◆ DATA LINES ◆
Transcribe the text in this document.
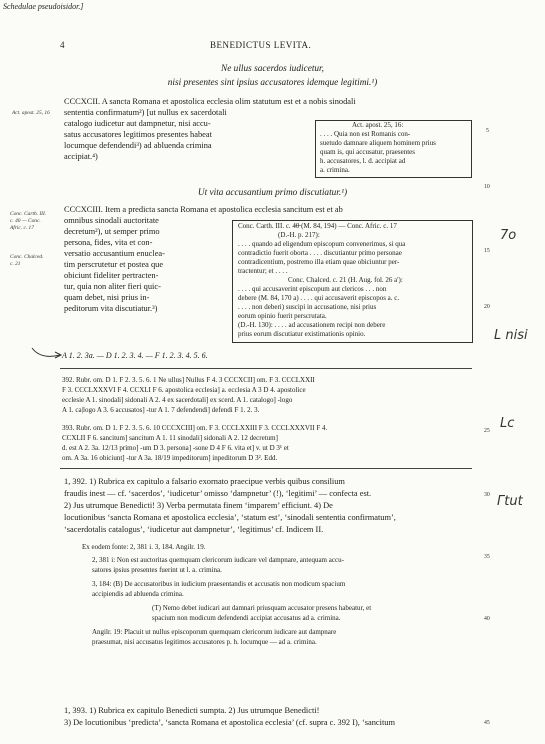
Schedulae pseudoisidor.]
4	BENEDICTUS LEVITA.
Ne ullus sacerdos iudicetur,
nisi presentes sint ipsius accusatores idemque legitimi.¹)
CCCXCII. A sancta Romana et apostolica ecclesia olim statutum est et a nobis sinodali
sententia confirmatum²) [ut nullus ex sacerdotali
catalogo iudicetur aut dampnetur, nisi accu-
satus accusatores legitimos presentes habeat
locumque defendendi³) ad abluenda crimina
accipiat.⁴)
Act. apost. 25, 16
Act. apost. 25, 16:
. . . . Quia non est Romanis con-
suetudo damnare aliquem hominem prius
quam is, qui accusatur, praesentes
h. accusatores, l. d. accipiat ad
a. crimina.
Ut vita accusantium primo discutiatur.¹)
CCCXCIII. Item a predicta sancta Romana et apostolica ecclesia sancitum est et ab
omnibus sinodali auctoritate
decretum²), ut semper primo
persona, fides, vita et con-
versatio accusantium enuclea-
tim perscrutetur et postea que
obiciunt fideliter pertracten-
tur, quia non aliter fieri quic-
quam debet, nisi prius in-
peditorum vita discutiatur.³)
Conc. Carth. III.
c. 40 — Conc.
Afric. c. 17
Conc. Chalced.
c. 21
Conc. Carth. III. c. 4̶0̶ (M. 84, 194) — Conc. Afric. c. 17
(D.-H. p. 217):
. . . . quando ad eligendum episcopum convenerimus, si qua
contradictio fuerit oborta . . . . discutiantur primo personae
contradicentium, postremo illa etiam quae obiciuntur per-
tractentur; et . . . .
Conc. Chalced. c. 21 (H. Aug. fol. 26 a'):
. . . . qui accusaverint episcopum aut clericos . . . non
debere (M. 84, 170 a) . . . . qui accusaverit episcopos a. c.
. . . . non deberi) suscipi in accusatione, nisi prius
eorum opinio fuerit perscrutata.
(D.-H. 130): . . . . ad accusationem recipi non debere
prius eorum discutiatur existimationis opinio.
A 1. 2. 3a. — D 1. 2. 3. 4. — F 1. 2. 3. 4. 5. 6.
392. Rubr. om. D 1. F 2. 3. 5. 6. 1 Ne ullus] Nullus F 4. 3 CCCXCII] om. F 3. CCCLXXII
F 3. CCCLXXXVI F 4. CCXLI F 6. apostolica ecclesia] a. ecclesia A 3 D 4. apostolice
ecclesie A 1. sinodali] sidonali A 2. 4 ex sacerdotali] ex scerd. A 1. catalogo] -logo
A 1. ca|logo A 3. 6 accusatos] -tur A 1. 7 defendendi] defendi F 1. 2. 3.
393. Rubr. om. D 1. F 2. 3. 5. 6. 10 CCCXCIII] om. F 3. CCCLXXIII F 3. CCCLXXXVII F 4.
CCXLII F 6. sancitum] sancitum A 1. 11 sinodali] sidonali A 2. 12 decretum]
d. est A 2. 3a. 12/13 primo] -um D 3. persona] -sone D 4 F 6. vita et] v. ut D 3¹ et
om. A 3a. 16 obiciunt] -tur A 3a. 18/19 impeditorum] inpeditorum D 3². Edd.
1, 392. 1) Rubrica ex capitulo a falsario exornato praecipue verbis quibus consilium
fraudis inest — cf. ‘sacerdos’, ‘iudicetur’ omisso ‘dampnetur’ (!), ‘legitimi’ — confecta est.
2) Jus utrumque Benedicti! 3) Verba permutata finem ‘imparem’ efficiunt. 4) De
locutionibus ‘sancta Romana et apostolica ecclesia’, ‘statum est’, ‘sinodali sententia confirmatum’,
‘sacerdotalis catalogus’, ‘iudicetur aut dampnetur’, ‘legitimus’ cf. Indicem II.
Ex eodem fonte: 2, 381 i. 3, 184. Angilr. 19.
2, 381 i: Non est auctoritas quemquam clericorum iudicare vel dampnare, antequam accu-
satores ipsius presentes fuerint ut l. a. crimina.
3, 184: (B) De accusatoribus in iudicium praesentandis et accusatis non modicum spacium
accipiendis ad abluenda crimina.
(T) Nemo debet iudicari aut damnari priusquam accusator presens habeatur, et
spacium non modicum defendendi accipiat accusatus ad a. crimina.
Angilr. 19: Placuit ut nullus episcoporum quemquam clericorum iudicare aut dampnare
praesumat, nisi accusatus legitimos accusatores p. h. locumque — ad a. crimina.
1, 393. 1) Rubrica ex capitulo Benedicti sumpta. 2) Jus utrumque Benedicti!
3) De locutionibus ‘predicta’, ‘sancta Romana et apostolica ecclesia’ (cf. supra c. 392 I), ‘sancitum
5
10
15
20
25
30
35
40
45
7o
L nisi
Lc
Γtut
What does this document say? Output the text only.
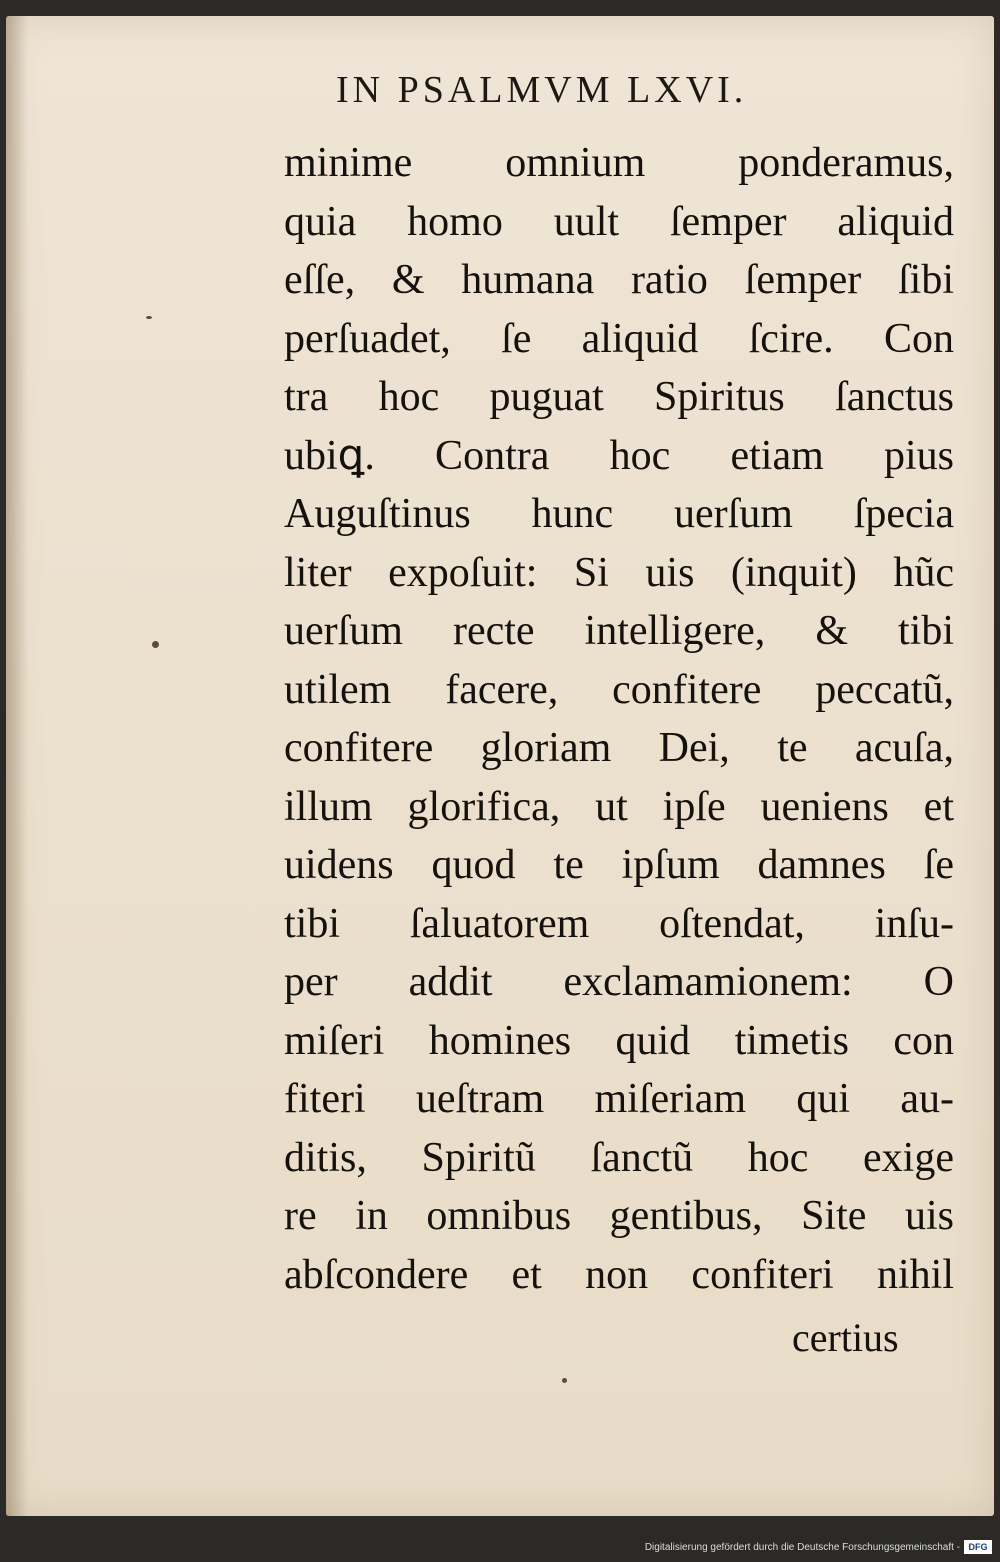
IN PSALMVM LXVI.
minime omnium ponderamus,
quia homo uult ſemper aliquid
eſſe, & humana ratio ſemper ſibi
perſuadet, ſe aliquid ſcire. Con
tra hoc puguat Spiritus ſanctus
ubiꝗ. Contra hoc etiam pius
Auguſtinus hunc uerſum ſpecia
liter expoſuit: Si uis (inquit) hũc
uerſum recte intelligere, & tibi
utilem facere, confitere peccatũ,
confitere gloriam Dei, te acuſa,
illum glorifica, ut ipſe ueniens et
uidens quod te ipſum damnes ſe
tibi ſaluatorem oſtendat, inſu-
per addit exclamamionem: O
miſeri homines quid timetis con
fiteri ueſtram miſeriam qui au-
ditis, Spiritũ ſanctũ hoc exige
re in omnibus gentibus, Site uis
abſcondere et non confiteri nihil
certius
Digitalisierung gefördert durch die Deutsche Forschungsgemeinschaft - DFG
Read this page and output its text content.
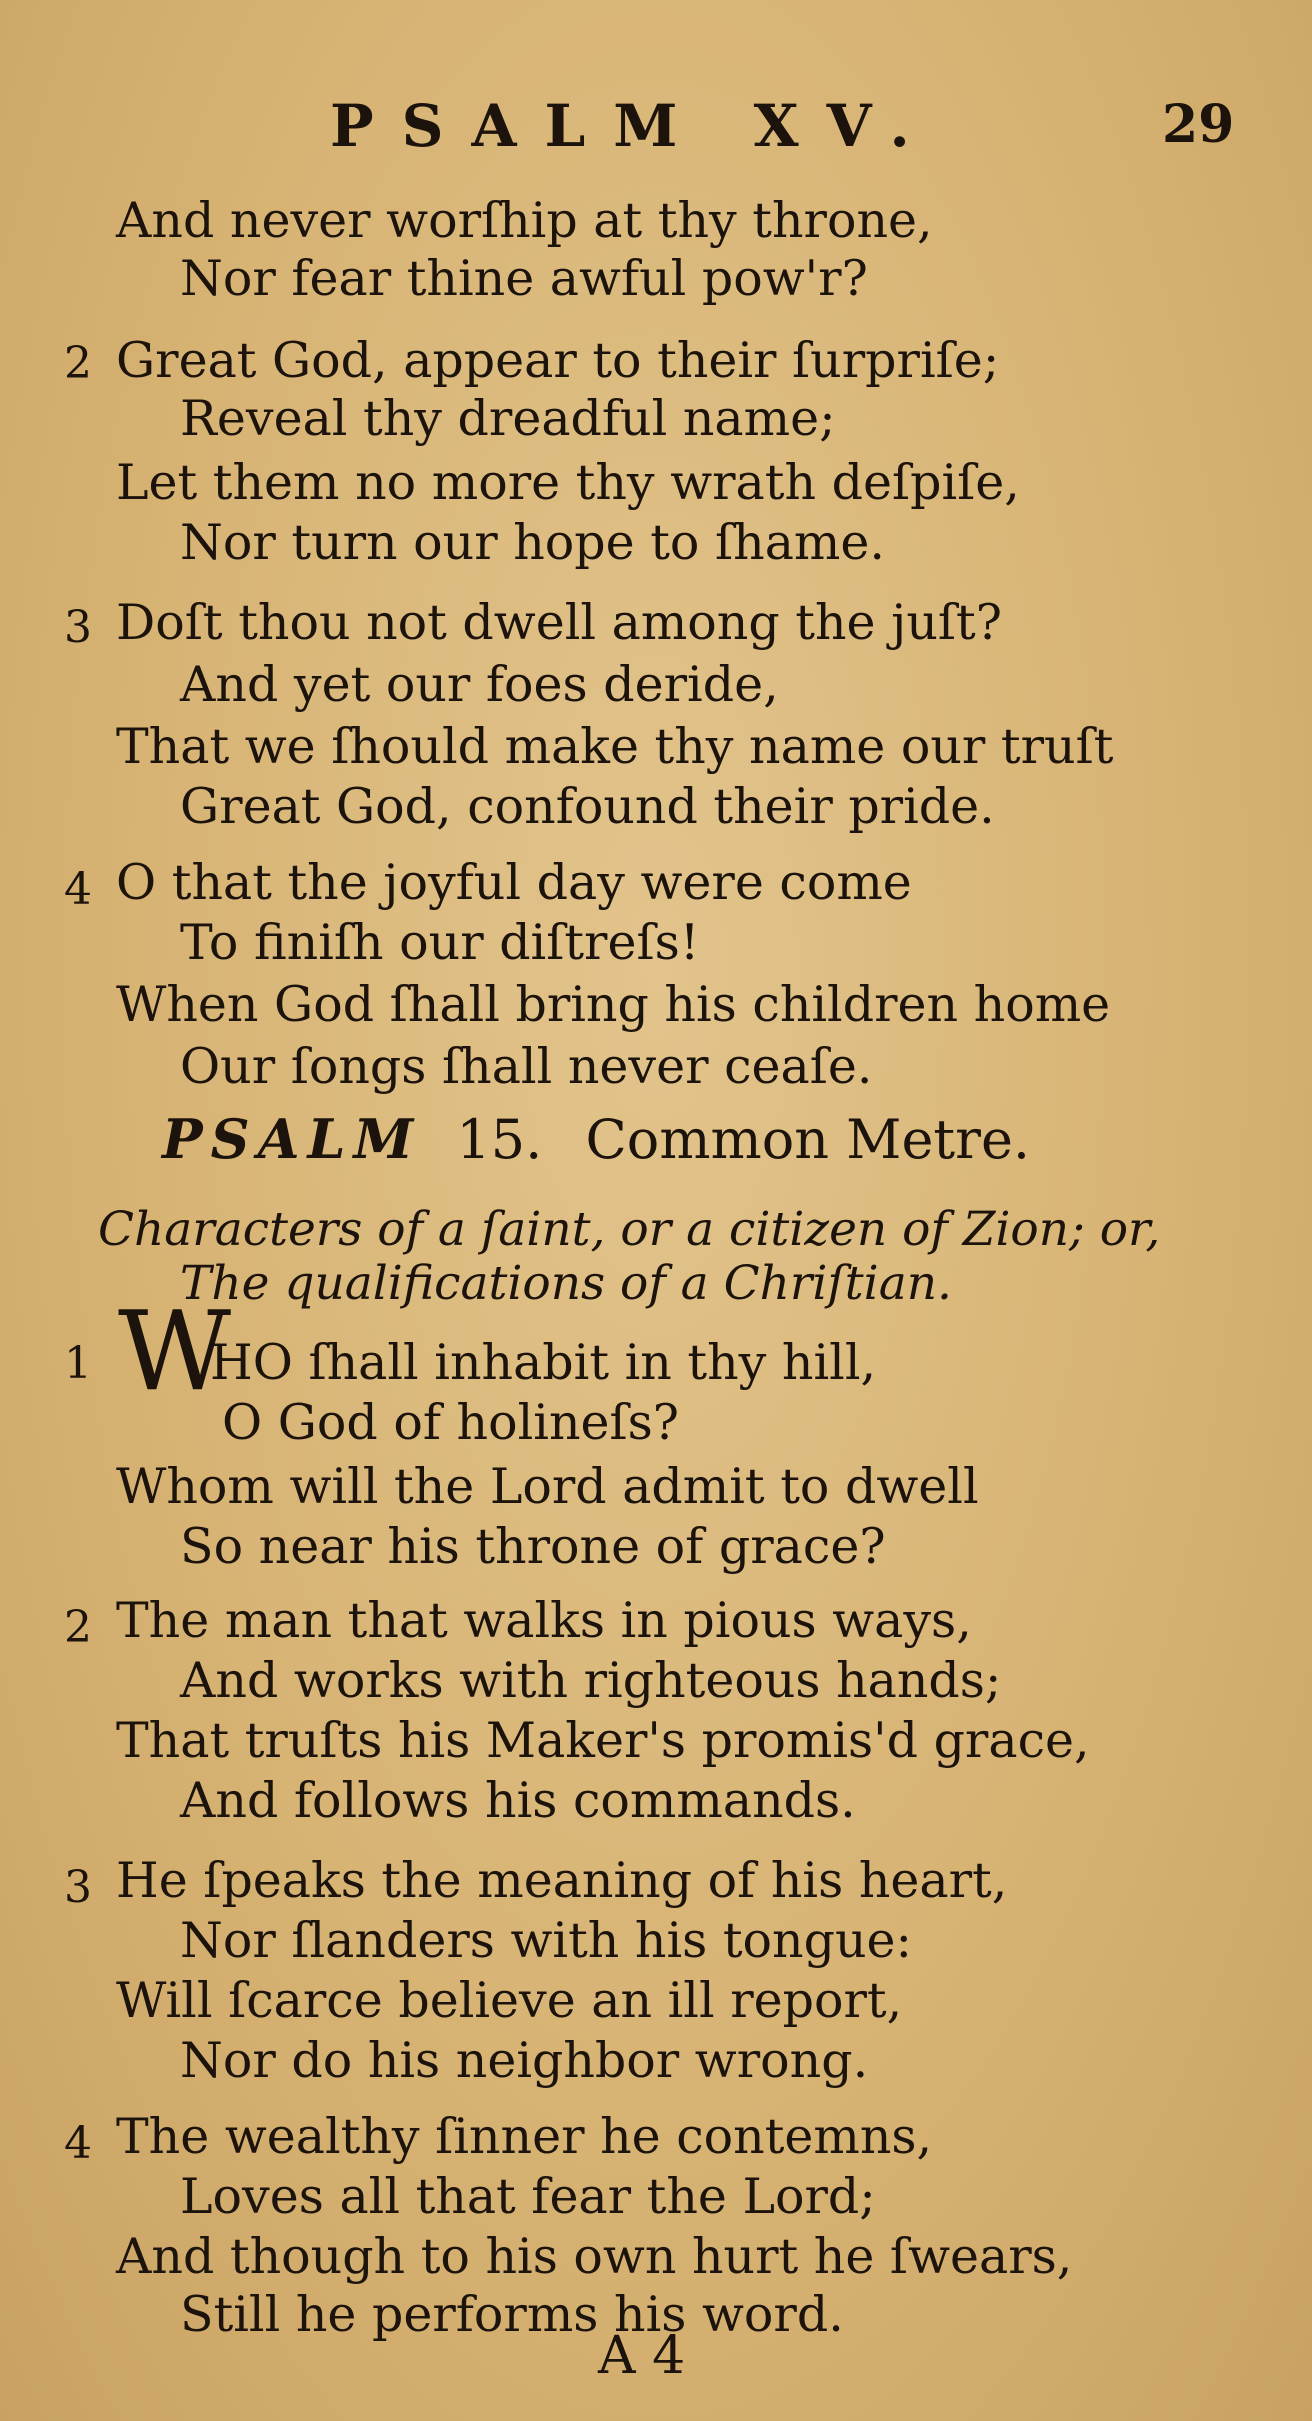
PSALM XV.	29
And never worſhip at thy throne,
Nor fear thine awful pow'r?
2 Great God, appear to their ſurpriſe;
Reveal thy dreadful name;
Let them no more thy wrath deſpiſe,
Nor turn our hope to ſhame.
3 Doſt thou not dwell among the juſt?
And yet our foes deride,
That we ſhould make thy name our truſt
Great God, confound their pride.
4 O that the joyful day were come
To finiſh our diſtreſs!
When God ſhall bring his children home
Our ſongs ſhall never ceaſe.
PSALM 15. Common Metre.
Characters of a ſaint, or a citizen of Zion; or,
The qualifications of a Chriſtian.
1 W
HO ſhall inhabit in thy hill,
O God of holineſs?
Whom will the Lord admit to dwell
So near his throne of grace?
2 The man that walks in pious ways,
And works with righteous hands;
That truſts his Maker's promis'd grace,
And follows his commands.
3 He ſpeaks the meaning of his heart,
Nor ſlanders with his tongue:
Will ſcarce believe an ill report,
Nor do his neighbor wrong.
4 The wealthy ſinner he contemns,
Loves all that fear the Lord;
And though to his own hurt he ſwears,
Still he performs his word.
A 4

◆ WHAT YOU HAVE TO DO ◆
Pull every line containing "Conc" out of the records.

◆ PROBLEM SOLUTION ◆
Conc. Carth. III.
c. 40 — Conc.
Conc. Chalced.
Conc. Carth. III. c. 4̶0̶ (M. 84, 194) — Conc. Afric. c. 17
Conc. Chalced. c. 21 (H. Aug. fol. 26 a'):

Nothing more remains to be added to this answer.